— Begin —

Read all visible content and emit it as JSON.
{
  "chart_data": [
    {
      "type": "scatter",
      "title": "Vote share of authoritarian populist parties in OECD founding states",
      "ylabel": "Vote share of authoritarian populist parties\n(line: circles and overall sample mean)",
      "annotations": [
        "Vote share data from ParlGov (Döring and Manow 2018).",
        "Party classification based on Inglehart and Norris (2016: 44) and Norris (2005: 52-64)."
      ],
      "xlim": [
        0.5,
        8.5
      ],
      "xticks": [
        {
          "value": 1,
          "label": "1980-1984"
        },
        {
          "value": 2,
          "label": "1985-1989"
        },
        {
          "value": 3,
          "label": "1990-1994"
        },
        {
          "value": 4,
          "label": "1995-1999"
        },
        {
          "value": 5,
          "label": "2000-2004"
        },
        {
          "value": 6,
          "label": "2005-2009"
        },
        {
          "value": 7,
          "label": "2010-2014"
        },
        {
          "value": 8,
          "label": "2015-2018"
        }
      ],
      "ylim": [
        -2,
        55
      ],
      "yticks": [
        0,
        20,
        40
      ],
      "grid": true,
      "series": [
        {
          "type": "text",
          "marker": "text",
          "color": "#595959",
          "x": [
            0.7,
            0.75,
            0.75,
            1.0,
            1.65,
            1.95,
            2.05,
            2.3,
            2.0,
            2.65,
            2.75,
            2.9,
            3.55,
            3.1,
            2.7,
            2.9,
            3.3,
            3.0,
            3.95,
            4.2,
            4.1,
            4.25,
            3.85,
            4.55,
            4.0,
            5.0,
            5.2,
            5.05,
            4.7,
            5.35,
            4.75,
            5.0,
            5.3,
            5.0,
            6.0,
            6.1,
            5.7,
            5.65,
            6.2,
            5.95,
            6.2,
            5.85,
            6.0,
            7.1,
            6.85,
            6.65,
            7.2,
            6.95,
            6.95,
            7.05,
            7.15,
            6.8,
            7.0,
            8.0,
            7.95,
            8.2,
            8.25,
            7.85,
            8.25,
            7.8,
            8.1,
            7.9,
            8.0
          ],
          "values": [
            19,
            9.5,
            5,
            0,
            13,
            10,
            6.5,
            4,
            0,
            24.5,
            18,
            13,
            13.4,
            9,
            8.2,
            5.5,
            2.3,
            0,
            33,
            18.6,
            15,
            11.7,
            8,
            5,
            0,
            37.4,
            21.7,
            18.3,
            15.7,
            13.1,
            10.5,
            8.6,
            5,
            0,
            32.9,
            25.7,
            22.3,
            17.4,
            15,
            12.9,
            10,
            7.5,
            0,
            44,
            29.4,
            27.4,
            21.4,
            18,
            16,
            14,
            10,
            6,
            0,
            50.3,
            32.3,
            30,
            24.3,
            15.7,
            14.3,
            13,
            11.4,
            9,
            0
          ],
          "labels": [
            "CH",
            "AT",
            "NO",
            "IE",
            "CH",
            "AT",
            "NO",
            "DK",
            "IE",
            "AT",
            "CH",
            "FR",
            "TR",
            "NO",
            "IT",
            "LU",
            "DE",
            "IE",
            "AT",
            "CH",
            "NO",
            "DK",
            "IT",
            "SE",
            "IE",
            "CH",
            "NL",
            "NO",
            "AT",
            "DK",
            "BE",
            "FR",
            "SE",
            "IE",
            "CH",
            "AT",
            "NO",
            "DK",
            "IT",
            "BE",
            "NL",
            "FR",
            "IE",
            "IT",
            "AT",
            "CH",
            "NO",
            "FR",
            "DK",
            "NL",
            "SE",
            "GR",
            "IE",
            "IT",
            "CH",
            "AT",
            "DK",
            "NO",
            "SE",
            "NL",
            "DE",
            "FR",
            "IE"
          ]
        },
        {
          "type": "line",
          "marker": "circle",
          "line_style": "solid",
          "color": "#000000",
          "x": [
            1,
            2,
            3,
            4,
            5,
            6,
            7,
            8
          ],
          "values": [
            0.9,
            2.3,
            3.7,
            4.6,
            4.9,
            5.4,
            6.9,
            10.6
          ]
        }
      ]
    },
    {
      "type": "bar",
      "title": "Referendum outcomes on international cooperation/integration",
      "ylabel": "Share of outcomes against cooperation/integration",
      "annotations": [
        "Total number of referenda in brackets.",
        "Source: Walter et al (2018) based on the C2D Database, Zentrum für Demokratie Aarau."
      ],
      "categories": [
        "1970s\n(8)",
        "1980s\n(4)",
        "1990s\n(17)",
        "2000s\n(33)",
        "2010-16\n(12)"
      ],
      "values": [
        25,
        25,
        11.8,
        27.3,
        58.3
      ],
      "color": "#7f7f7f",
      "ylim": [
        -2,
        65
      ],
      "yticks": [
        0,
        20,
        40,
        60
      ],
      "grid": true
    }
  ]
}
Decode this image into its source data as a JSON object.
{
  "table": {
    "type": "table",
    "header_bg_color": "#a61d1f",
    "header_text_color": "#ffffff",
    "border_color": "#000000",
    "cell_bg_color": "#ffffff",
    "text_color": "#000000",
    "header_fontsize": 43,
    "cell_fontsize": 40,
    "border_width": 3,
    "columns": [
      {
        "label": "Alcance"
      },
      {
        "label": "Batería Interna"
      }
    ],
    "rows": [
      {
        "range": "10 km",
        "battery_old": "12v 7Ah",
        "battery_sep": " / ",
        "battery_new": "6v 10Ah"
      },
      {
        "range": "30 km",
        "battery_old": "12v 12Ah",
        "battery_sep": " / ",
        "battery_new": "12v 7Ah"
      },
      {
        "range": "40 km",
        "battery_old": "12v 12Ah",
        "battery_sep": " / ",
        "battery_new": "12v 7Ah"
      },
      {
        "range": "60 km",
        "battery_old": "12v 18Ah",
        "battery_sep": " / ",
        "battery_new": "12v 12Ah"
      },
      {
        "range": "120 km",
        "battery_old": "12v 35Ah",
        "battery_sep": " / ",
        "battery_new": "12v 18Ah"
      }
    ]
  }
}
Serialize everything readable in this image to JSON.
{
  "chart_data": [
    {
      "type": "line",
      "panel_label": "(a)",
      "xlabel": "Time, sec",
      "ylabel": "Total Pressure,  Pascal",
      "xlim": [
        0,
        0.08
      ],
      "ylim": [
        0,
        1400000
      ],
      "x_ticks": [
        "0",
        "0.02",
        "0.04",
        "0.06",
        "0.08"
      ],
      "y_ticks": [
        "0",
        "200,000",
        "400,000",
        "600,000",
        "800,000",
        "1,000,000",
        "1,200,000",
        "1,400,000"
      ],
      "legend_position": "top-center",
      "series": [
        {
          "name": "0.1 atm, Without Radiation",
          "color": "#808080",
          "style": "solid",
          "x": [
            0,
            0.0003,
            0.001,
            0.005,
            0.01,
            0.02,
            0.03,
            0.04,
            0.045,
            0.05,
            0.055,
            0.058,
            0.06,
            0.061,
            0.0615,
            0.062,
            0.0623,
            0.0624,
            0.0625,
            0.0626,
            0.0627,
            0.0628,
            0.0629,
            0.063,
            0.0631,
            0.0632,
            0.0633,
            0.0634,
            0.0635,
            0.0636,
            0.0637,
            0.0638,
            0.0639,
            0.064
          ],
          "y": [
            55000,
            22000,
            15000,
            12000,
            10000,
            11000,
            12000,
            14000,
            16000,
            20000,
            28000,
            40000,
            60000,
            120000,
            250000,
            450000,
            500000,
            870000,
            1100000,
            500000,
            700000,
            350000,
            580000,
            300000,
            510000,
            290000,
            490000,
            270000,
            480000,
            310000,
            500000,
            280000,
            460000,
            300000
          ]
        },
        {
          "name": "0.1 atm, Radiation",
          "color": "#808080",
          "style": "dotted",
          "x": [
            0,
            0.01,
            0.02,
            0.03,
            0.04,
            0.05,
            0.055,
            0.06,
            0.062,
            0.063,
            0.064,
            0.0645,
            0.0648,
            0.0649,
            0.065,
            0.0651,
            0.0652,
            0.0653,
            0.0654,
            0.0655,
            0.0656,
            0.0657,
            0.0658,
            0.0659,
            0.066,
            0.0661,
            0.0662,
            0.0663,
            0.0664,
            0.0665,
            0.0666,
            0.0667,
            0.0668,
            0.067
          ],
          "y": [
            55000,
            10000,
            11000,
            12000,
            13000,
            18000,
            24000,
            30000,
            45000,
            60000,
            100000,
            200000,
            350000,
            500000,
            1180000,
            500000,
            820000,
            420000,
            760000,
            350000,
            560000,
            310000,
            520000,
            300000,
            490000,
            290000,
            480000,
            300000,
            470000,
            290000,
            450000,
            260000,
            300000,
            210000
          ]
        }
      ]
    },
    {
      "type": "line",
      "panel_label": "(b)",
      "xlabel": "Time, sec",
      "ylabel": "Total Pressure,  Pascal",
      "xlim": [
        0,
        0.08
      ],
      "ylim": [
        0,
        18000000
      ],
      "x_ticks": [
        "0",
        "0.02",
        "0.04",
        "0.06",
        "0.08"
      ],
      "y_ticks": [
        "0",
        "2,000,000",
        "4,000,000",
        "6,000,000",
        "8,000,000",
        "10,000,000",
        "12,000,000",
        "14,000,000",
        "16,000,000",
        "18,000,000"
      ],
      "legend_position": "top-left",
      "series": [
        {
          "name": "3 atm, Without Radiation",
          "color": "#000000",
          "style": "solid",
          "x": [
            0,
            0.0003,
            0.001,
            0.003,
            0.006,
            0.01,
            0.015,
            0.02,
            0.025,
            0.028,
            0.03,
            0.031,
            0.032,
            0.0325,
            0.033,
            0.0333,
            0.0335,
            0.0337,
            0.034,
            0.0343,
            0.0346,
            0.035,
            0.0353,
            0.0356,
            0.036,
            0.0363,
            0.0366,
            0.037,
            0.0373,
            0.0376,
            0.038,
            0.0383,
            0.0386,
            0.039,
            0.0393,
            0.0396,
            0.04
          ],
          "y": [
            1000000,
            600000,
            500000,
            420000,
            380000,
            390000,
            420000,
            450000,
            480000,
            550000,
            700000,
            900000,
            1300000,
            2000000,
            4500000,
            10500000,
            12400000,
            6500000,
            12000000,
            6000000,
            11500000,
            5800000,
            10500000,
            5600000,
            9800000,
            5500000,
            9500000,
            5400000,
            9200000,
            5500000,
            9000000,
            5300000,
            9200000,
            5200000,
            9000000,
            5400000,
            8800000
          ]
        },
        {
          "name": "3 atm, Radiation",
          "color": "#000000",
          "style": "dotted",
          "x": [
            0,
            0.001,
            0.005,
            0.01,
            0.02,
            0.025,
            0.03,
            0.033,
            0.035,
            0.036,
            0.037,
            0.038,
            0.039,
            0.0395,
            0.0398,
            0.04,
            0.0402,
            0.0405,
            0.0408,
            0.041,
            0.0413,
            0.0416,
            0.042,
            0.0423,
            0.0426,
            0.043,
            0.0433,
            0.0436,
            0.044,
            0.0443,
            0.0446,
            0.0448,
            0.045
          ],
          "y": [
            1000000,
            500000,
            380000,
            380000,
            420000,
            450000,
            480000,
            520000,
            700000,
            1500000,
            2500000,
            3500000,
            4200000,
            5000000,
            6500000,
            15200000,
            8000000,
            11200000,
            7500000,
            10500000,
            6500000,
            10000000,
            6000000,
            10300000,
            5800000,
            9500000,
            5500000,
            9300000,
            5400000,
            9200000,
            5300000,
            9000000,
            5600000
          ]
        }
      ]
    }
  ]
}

— End —

From the entries above, select each line containing the string "range".

        "range": "10 km",
        "range": "30 km",
        "range": "40 km",
        "range": "60 km",
        "range": "120 km",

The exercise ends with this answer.